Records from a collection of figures
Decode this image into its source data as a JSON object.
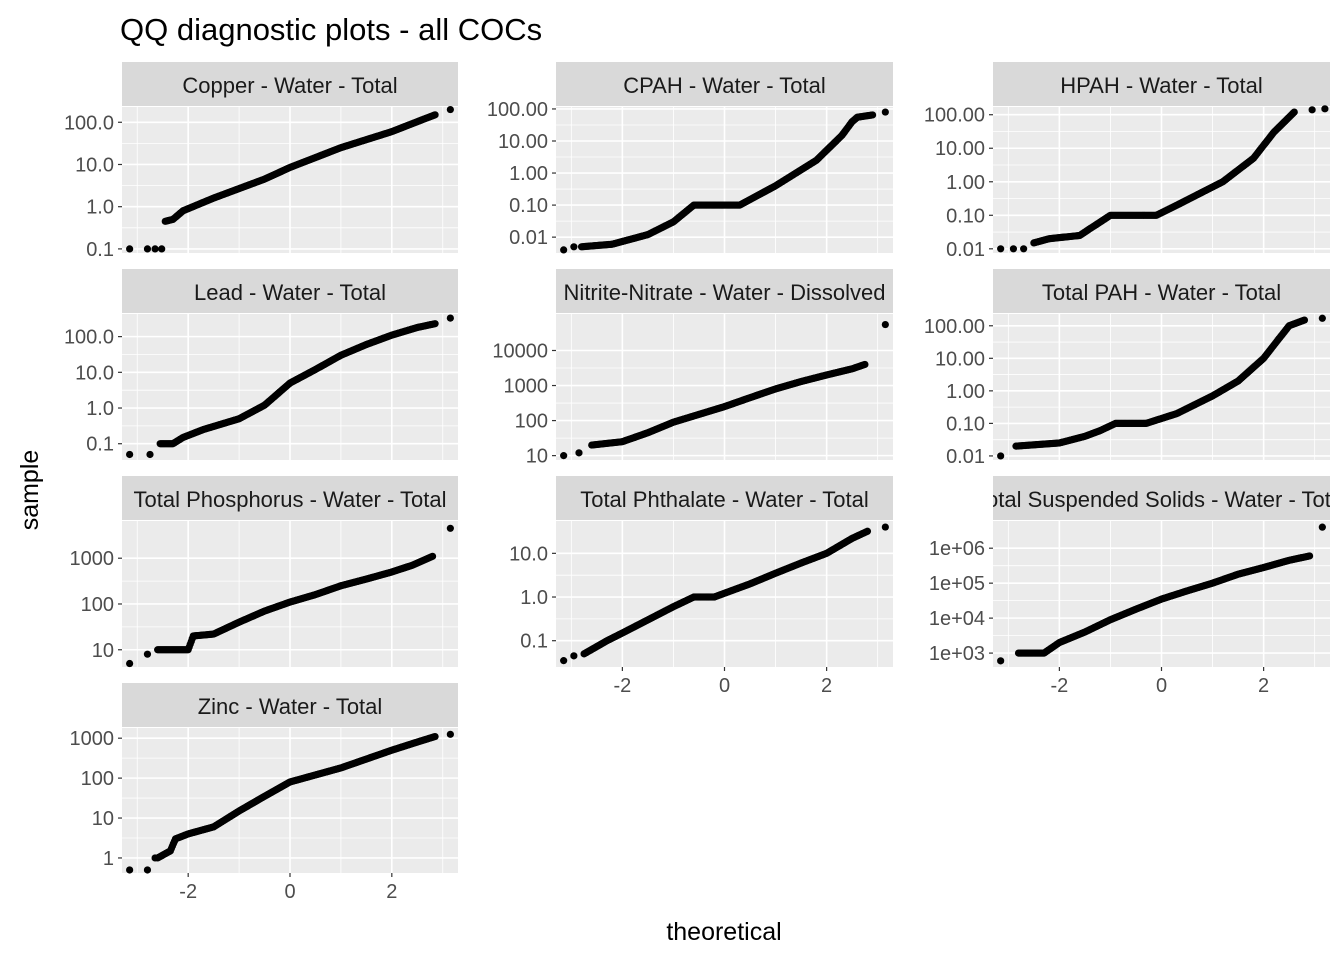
{
  "chart_data": {
    "type": "scatter",
    "title": "QQ diagnostic plots - all COCs",
    "xlabel": "theoretical",
    "ylabel": "sample",
    "y_scale": "log10",
    "x_range": [
      -3.3,
      3.3
    ],
    "x_ticks": [
      -2,
      0,
      2
    ],
    "x_tick_labels": [
      "-2",
      "0",
      "2"
    ],
    "colors": {
      "panel_bg": "#ebebeb",
      "grid_major": "#ffffff",
      "strip_bg": "#d9d9d9",
      "point": "#000000"
    },
    "panels": [
      {
        "label": "Copper - Water - Total",
        "ylim": [
          0.08,
          230
        ],
        "y_ticks": [
          0.1,
          1,
          10,
          100
        ],
        "y_tick_labels": [
          "0.1",
          "1.0",
          "10.0",
          "100.0"
        ],
        "curve": [
          [
            -2.45,
            0.45
          ],
          [
            -2.3,
            0.5
          ],
          [
            -2.1,
            0.8
          ],
          [
            -1.5,
            1.6
          ],
          [
            -0.5,
            4.5
          ],
          [
            0,
            8.5
          ],
          [
            1,
            25
          ],
          [
            2,
            60
          ],
          [
            2.6,
            115
          ],
          [
            2.85,
            150
          ]
        ],
        "outliers": [
          [
            -3.15,
            0.1
          ],
          [
            -2.8,
            0.1
          ],
          [
            -2.65,
            0.1
          ],
          [
            -2.52,
            0.1
          ],
          [
            3.15,
            200
          ]
        ]
      },
      {
        "label": "CPAH - Water - Total",
        "ylim": [
          0.0032,
          115
        ],
        "y_ticks": [
          0.01,
          0.1,
          1,
          10,
          100
        ],
        "y_tick_labels": [
          "0.01",
          "0.10",
          "1.00",
          "10.00",
          "100.00"
        ],
        "curve": [
          [
            -2.8,
            0.005
          ],
          [
            -2.2,
            0.006
          ],
          [
            -1.5,
            0.012
          ],
          [
            -1,
            0.03
          ],
          [
            -0.6,
            0.1
          ],
          [
            0.3,
            0.1
          ],
          [
            1,
            0.4
          ],
          [
            1.8,
            2.5
          ],
          [
            2.3,
            15
          ],
          [
            2.5,
            40
          ],
          [
            2.6,
            55
          ],
          [
            2.9,
            65
          ]
        ],
        "outliers": [
          [
            -3.15,
            0.004
          ],
          [
            -2.95,
            0.005
          ],
          [
            3.15,
            80
          ]
        ]
      },
      {
        "label": "HPAH - Water - Total",
        "ylim": [
          0.0075,
          170
        ],
        "y_ticks": [
          0.01,
          0.1,
          1,
          10,
          100
        ],
        "y_tick_labels": [
          "0.01",
          "0.10",
          "1.00",
          "10.00",
          "100.00"
        ],
        "curve": [
          [
            -2.5,
            0.015
          ],
          [
            -2.2,
            0.02
          ],
          [
            -1.6,
            0.025
          ],
          [
            -1.4,
            0.04
          ],
          [
            -1.3,
            0.05
          ],
          [
            -1,
            0.1
          ],
          [
            -0.1,
            0.1
          ],
          [
            0.3,
            0.2
          ],
          [
            1.2,
            1
          ],
          [
            1.8,
            5
          ],
          [
            2.2,
            30
          ],
          [
            2.4,
            60
          ],
          [
            2.6,
            120
          ]
        ],
        "outliers": [
          [
            -3.15,
            0.01
          ],
          [
            -2.9,
            0.01
          ],
          [
            -2.7,
            0.01
          ],
          [
            2.95,
            140
          ],
          [
            3.2,
            150
          ]
        ]
      },
      {
        "label": "Lead - Water - Total",
        "ylim": [
          0.035,
          430
        ],
        "y_ticks": [
          0.1,
          1,
          10,
          100
        ],
        "y_tick_labels": [
          "0.1",
          "1.0",
          "10.0",
          "100.0"
        ],
        "curve": [
          [
            -2.55,
            0.1
          ],
          [
            -2.3,
            0.1
          ],
          [
            -2.1,
            0.15
          ],
          [
            -1.7,
            0.25
          ],
          [
            -1,
            0.5
          ],
          [
            -0.5,
            1.2
          ],
          [
            0,
            5
          ],
          [
            0.5,
            12
          ],
          [
            1,
            30
          ],
          [
            1.5,
            60
          ],
          [
            2,
            110
          ],
          [
            2.5,
            180
          ],
          [
            2.85,
            230
          ]
        ],
        "outliers": [
          [
            -3.15,
            0.05
          ],
          [
            -2.75,
            0.05
          ],
          [
            3.15,
            330
          ]
        ]
      },
      {
        "label": "Nitrite-Nitrate - Water - Dissolved",
        "ylim": [
          7.5,
          110000
        ],
        "y_ticks": [
          10,
          100,
          1000,
          10000
        ],
        "y_tick_labels": [
          "10",
          "100",
          "1000",
          "10000"
        ],
        "curve": [
          [
            -2.6,
            20
          ],
          [
            -2,
            25
          ],
          [
            -1.5,
            45
          ],
          [
            -1,
            90
          ],
          [
            -0.5,
            150
          ],
          [
            0,
            250
          ],
          [
            0.5,
            450
          ],
          [
            1,
            800
          ],
          [
            1.5,
            1300
          ],
          [
            2,
            2000
          ],
          [
            2.5,
            3000
          ],
          [
            2.75,
            4000
          ]
        ],
        "outliers": [
          [
            -3.15,
            10
          ],
          [
            -2.85,
            12
          ],
          [
            3.15,
            55000
          ]
        ]
      },
      {
        "label": "Total PAH - Water - Total",
        "ylim": [
          0.0075,
          230
        ],
        "y_ticks": [
          0.01,
          0.1,
          1,
          10,
          100
        ],
        "y_tick_labels": [
          "0.01",
          "0.10",
          "1.00",
          "10.00",
          "100.00"
        ],
        "curve": [
          [
            -2.85,
            0.02
          ],
          [
            -2,
            0.025
          ],
          [
            -1.5,
            0.04
          ],
          [
            -1.2,
            0.06
          ],
          [
            -0.9,
            0.1
          ],
          [
            -0.3,
            0.1
          ],
          [
            0.3,
            0.2
          ],
          [
            1,
            0.7
          ],
          [
            1.5,
            2
          ],
          [
            2,
            10
          ],
          [
            2.3,
            40
          ],
          [
            2.5,
            100
          ],
          [
            2.8,
            150
          ]
        ],
        "outliers": [
          [
            -3.15,
            0.01
          ],
          [
            3.15,
            170
          ]
        ]
      },
      {
        "label": "Total Phosphorus - Water - Total",
        "ylim": [
          4.2,
          6500
        ],
        "y_ticks": [
          10,
          100,
          1000
        ],
        "y_tick_labels": [
          "10",
          "100",
          "1000"
        ],
        "curve": [
          [
            -2.6,
            10
          ],
          [
            -2,
            10
          ],
          [
            -1.9,
            20
          ],
          [
            -1.5,
            22
          ],
          [
            -1,
            40
          ],
          [
            -0.5,
            70
          ],
          [
            0,
            110
          ],
          [
            0.5,
            160
          ],
          [
            1,
            250
          ],
          [
            1.5,
            350
          ],
          [
            2,
            500
          ],
          [
            2.4,
            700
          ],
          [
            2.8,
            1100
          ]
        ],
        "outliers": [
          [
            -3.15,
            5
          ],
          [
            -2.8,
            8
          ],
          [
            3.15,
            4500
          ]
        ]
      },
      {
        "label": "Total Phthalate - Water - Total",
        "ylim": [
          0.025,
          55
        ],
        "y_ticks": [
          0.1,
          1,
          10
        ],
        "y_tick_labels": [
          "0.1",
          "1.0",
          "10.0"
        ],
        "curve": [
          [
            -2.75,
            0.05
          ],
          [
            -2.3,
            0.1
          ],
          [
            -2,
            0.15
          ],
          [
            -1.5,
            0.3
          ],
          [
            -1,
            0.6
          ],
          [
            -0.6,
            1
          ],
          [
            -0.2,
            1
          ],
          [
            0.5,
            2
          ],
          [
            1,
            3.5
          ],
          [
            1.5,
            6
          ],
          [
            2,
            10
          ],
          [
            2.5,
            22
          ],
          [
            2.8,
            32
          ]
        ],
        "outliers": [
          [
            -3.15,
            0.035
          ],
          [
            -2.95,
            0.045
          ],
          [
            3.15,
            40
          ]
        ]
      },
      {
        "label": "Total Suspended Solids - Water - Total",
        "ylim": [
          400,
          6000000
        ],
        "y_ticks": [
          1000,
          10000,
          100000,
          1000000
        ],
        "y_tick_labels": [
          "1e+03",
          "1e+04",
          "1e+05",
          "1e+06"
        ],
        "curve": [
          [
            -2.8,
            1000
          ],
          [
            -2.3,
            1000
          ],
          [
            -2,
            2000
          ],
          [
            -1.5,
            4000
          ],
          [
            -1,
            9000
          ],
          [
            -0.5,
            18000
          ],
          [
            0,
            35000
          ],
          [
            0.5,
            60000
          ],
          [
            1,
            100000
          ],
          [
            1.5,
            180000
          ],
          [
            2,
            280000
          ],
          [
            2.5,
            450000
          ],
          [
            2.9,
            600000
          ]
        ],
        "outliers": [
          [
            -3.15,
            600
          ],
          [
            3.15,
            4000000
          ]
        ]
      },
      {
        "label": "Zinc - Water - Total",
        "ylim": [
          0.42,
          1800
        ],
        "y_ticks": [
          1,
          10,
          100,
          1000
        ],
        "y_tick_labels": [
          "1",
          "10",
          "100",
          "1000"
        ],
        "curve": [
          [
            -2.6,
            1
          ],
          [
            -2.35,
            1.5
          ],
          [
            -2.25,
            3
          ],
          [
            -2,
            4
          ],
          [
            -1.5,
            6
          ],
          [
            -1,
            15
          ],
          [
            -0.5,
            35
          ],
          [
            0,
            80
          ],
          [
            0.5,
            120
          ],
          [
            1,
            180
          ],
          [
            1.5,
            300
          ],
          [
            2,
            500
          ],
          [
            2.5,
            800
          ],
          [
            2.85,
            1100
          ]
        ],
        "outliers": [
          [
            -3.15,
            0.5
          ],
          [
            -2.8,
            0.5
          ],
          [
            -2.65,
            1
          ],
          [
            3.15,
            1250
          ]
        ]
      }
    ]
  }
}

TASK REQUIREMENTS - Go through the listing above line by line and say how many lines hold the word "Water". Reply with that number only.

ANSWER TO THIS TASK - 10